> [What the task requires]
Print the complete set of entries exactly.

[Records that describe figures]
━━━━━━━━━━

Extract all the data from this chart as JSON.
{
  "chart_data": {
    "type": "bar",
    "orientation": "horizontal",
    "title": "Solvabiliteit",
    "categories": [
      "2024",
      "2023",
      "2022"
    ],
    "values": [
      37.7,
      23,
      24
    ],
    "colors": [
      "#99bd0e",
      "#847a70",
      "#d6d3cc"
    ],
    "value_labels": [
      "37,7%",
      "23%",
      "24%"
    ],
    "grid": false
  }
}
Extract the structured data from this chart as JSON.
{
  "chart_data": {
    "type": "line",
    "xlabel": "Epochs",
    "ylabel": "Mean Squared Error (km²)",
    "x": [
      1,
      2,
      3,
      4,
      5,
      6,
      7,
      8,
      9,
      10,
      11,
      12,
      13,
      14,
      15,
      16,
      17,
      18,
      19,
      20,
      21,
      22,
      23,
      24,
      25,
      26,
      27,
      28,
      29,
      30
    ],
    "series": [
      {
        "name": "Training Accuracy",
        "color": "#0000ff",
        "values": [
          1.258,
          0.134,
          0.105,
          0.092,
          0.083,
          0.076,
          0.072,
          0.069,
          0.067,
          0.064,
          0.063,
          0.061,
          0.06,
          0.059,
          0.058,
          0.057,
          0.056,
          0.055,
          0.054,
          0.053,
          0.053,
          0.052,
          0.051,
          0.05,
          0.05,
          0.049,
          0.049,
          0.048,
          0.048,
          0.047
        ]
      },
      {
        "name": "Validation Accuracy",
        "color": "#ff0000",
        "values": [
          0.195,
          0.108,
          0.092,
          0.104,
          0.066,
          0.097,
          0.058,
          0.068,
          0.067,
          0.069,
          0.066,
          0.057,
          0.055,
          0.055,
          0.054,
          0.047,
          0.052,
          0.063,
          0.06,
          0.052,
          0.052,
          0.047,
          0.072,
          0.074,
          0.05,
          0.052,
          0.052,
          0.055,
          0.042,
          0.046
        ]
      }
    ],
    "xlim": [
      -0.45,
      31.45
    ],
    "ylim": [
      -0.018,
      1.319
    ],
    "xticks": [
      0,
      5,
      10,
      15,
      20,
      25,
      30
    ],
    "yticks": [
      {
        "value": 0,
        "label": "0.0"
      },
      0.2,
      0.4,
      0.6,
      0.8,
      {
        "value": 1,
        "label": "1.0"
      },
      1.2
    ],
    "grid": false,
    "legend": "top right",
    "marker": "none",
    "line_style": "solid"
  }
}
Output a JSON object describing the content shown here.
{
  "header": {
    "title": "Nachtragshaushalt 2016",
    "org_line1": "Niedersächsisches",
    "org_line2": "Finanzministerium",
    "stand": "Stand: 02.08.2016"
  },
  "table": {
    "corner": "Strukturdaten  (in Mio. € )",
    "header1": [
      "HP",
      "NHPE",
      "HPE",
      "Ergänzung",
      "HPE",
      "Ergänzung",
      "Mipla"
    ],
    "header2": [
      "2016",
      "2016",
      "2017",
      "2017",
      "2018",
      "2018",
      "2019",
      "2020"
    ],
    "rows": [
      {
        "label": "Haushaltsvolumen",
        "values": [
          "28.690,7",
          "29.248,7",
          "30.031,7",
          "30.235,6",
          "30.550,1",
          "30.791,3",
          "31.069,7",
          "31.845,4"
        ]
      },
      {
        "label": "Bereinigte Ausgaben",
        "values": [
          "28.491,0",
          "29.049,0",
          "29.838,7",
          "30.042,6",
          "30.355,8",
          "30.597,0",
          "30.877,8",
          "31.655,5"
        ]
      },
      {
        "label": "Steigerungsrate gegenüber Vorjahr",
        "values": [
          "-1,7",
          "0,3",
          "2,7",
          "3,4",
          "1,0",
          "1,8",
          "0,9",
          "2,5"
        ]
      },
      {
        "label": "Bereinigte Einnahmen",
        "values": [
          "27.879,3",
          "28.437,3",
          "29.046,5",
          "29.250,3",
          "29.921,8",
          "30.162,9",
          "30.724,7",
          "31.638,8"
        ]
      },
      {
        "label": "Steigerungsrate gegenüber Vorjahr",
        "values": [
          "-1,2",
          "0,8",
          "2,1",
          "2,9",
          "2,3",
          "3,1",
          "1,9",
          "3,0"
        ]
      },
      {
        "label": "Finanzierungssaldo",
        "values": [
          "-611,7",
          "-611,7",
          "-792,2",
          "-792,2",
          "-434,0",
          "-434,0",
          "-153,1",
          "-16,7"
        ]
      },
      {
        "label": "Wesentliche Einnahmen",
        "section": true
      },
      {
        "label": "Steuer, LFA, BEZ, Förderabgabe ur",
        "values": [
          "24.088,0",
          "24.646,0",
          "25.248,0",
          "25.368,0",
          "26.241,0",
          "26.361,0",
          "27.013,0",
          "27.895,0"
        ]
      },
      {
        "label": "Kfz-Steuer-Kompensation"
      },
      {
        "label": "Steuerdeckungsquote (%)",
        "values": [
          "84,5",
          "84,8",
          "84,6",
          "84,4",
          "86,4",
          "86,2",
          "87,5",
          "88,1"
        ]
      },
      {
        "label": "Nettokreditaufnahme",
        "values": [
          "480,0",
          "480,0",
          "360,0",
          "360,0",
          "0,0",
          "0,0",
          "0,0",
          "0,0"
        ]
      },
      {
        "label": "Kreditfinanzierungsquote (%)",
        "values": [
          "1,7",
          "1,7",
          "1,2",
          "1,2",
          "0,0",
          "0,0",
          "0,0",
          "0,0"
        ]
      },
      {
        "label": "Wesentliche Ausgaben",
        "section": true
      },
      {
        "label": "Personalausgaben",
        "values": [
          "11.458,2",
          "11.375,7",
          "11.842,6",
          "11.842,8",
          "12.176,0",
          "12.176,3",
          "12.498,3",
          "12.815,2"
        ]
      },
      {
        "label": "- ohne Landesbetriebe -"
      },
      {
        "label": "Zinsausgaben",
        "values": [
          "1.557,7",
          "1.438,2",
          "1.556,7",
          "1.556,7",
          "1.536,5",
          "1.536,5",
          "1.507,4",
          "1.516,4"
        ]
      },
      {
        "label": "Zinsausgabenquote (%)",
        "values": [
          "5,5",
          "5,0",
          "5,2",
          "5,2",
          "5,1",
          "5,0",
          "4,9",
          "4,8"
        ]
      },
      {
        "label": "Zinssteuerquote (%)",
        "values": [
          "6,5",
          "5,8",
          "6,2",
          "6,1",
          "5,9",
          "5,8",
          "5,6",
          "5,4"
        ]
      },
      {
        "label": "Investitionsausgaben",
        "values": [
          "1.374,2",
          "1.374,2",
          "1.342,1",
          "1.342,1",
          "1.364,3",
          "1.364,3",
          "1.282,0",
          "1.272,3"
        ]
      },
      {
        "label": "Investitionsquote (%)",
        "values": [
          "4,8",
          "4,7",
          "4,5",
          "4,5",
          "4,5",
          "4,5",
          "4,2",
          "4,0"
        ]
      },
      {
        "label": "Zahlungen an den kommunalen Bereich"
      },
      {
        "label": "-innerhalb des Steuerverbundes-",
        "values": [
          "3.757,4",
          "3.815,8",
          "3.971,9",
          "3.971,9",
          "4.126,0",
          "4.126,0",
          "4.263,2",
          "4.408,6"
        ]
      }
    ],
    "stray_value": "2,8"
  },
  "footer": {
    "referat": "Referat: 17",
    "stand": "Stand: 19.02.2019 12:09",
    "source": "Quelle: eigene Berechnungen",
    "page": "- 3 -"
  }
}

━━━━━━━━━━

> [Written solution]
Extract all the data from this chart as JSON.
{
  "chart_data": {
    "type": "bar",
    "orientation": "horizontal",
    "title": "Solvabiliteit",
    "categories": [
      "2024",
      "2023",
      "2022"
    ],
    "values": [
      37.7,
      23,
      24
    ],
    "colors": [
      "#99bd0e",
      "#847a70",
      "#d6d3cc"
    ],
    "value_labels": [
      "37,7%",
      "23%",
      "24%"
    ],
    "grid": false
  }
}
Extract the structured data from this chart as JSON.
{
  "chart_data": {
    "type": "line",
    "xlabel": "Epochs",
    "ylabel": "Mean Squared Error (km²)",
    "x": [
      1,
      2,
      3,
      4,
      5,
      6,
      7,
      8,
      9,
      10,
      11,
      12,
      13,
      14,
      15,
      16,
      17,
      18,
      19,
      20,
      21,
      22,
      23,
      24,
      25,
      26,
      27,
      28,
      29,
      30
    ],
    "series": [
      {
        "name": "Training Accuracy",
        "color": "#0000ff",
        "values": [
          1.258,
          0.134,
          0.105,
          0.092,
          0.083,
          0.076,
          0.072,
          0.069,
          0.067,
          0.064,
          0.063,
          0.061,
          0.06,
          0.059,
          0.058,
          0.057,
          0.056,
          0.055,
          0.054,
          0.053,
          0.053,
          0.052,
          0.051,
          0.05,
          0.05,
          0.049,
          0.049,
          0.048,
          0.048,
          0.047
        ]
      },
      {
        "name": "Validation Accuracy",
        "color": "#ff0000",
        "values": [
          0.195,
          0.108,
          0.092,
          0.104,
          0.066,
          0.097,
          0.058,
          0.068,
          0.067,
          0.069,
          0.066,
          0.057,
          0.055,
          0.055,
          0.054,
          0.047,
          0.052,
          0.063,
          0.06,
          0.052,
          0.052,
          0.047,
          0.072,
          0.074,
          0.05,
          0.052,
          0.052,
          0.055,
          0.042,
          0.046
        ]
      }
    ],
    "xlim": [
      -0.45,
      31.45
    ],
    "ylim": [
      -0.018,
      1.319
    ],
    "xticks": [
      0,
      5,
      10,
      15,
      20,
      25,
      30
    ],
    "yticks": [
      {
        "value": 0,
        "label": "0.0"
      },
      0.2,
      0.4,
      0.6,
      0.8,
      {
        "value": 1,
        "label": "1.0"
      },
      1.2
    ],
    "grid": false,
    "legend": "top right",
    "marker": "none",
    "line_style": "solid"
  }
}
Output a JSON object describing the content shown here.
{
  "header": {
    "title": "Nachtragshaushalt 2016",
    "org_line1": "Niedersächsisches",
    "org_line2": "Finanzministerium",
    "stand": "Stand: 02.08.2016"
  },
  "table": {
    "corner": "Strukturdaten  (in Mio. € )",
    "header1": [
      "HP",
      "NHPE",
      "HPE",
      "Ergänzung",
      "HPE",
      "Ergänzung",
      "Mipla"
    ],
    "header2": [
      "2016",
      "2016",
      "2017",
      "2017",
      "2018",
      "2018",
      "2019",
      "2020"
    ],
    "rows": [
      {
        "label": "Haushaltsvolumen",
        "values": [
          "28.690,7",
          "29.248,7",
          "30.031,7",
          "30.235,6",
          "30.550,1",
          "30.791,3",
          "31.069,7",
          "31.845,4"
        ]
      },
      {
        "label": "Bereinigte Ausgaben",
        "values": [
          "28.491,0",
          "29.049,0",
          "29.838,7",
          "30.042,6",
          "30.355,8",
          "30.597,0",
          "30.877,8",
          "31.655,5"
        ]
      },
      {
        "label": "Steigerungsrate gegenüber Vorjahr",
        "values": [
          "-1,7",
          "0,3",
          "2,7",
          "3,4",
          "1,0",
          "1,8",
          "0,9",
          "2,5"
        ]
      },
      {
        "label": "Bereinigte Einnahmen",
        "values": [
          "27.879,3",
          "28.437,3",
          "29.046,5",
          "29.250,3",
          "29.921,8",
          "30.162,9",
          "30.724,7",
          "31.638,8"
        ]
      },
      {
        "label": "Steigerungsrate gegenüber Vorjahr",
        "values": [
          "-1,2",
          "0,8",
          "2,1",
          "2,9",
          "2,3",
          "3,1",
          "1,9",
          "3,0"
        ]
      },
      {
        "label": "Finanzierungssaldo",
        "values": [
          "-611,7",
          "-611,7",
          "-792,2",
          "-792,2",
          "-434,0",
          "-434,0",
          "-153,1",
          "-16,7"
        ]
      },
      {
        "label": "Wesentliche Einnahmen",
        "section": true
      },
      {
        "label": "Steuer, LFA, BEZ, Förderabgabe ur",
        "values": [
          "24.088,0",
          "24.646,0",
          "25.248,0",
          "25.368,0",
          "26.241,0",
          "26.361,0",
          "27.013,0",
          "27.895,0"
        ]
      },
      {
        "label": "Kfz-Steuer-Kompensation"
      },
      {
        "label": "Steuerdeckungsquote (%)",
        "values": [
          "84,5",
          "84,8",
          "84,6",
          "84,4",
          "86,4",
          "86,2",
          "87,5",
          "88,1"
        ]
      },
      {
        "label": "Nettokreditaufnahme",
        "values": [
          "480,0",
          "480,0",
          "360,0",
          "360,0",
          "0,0",
          "0,0",
          "0,0",
          "0,0"
        ]
      },
      {
        "label": "Kreditfinanzierungsquote (%)",
        "values": [
          "1,7",
          "1,7",
          "1,2",
          "1,2",
          "0,0",
          "0,0",
          "0,0",
          "0,0"
        ]
      },
      {
        "label": "Wesentliche Ausgaben",
        "section": true
      },
      {
        "label": "Personalausgaben",
        "values": [
          "11.458,2",
          "11.375,7",
          "11.842,6",
          "11.842,8",
          "12.176,0",
          "12.176,3",
          "12.498,3",
          "12.815,2"
        ]
      },
      {
        "label": "- ohne Landesbetriebe -"
      },
      {
        "label": "Zinsausgaben",
        "values": [
          "1.557,7",
          "1.438,2",
          "1.556,7",
          "1.556,7",
          "1.536,5",
          "1.536,5",
          "1.507,4",
          "1.516,4"
        ]
      },
      {
        "label": "Zinsausgabenquote (%)",
        "values": [
          "5,5",
          "5,0",
          "5,2",
          "5,2",
          "5,1",
          "5,0",
          "4,9",
          "4,8"
        ]
      },
      {
        "label": "Zinssteuerquote (%)",
        "values": [
          "6,5",
          "5,8",
          "6,2",
          "6,1",
          "5,9",
          "5,8",
          "5,6",
          "5,4"
        ]
      },
      {
        "label": "Investitionsausgaben",
        "values": [
          "1.374,2",
          "1.374,2",
          "1.342,1",
          "1.342,1",
          "1.364,3",
          "1.364,3",
          "1.282,0",
          "1.272,3"
        ]
      },
      {
        "label": "Investitionsquote (%)",
        "values": [
          "4,8",
          "4,7",
          "4,5",
          "4,5",
          "4,5",
          "4,5",
          "4,2",
          "4,0"
        ]
      },
      {
        "label": "Zahlungen an den kommunalen Bereich"
      },
      {
        "label": "-innerhalb des Steuerverbundes-",
        "values": [
          "3.757,4",
          "3.815,8",
          "3.971,9",
          "3.971,9",
          "4.126,0",
          "4.126,0",
          "4.263,2",
          "4.408,6"
        ]
      }
    ],
    "stray_value": "2,8"
  },
  "footer": {
    "referat": "Referat: 17",
    "stand": "Stand: 19.02.2019 12:09",
    "source": "Quelle: eigene Berechnungen",
    "page": "- 3 -"
  }
}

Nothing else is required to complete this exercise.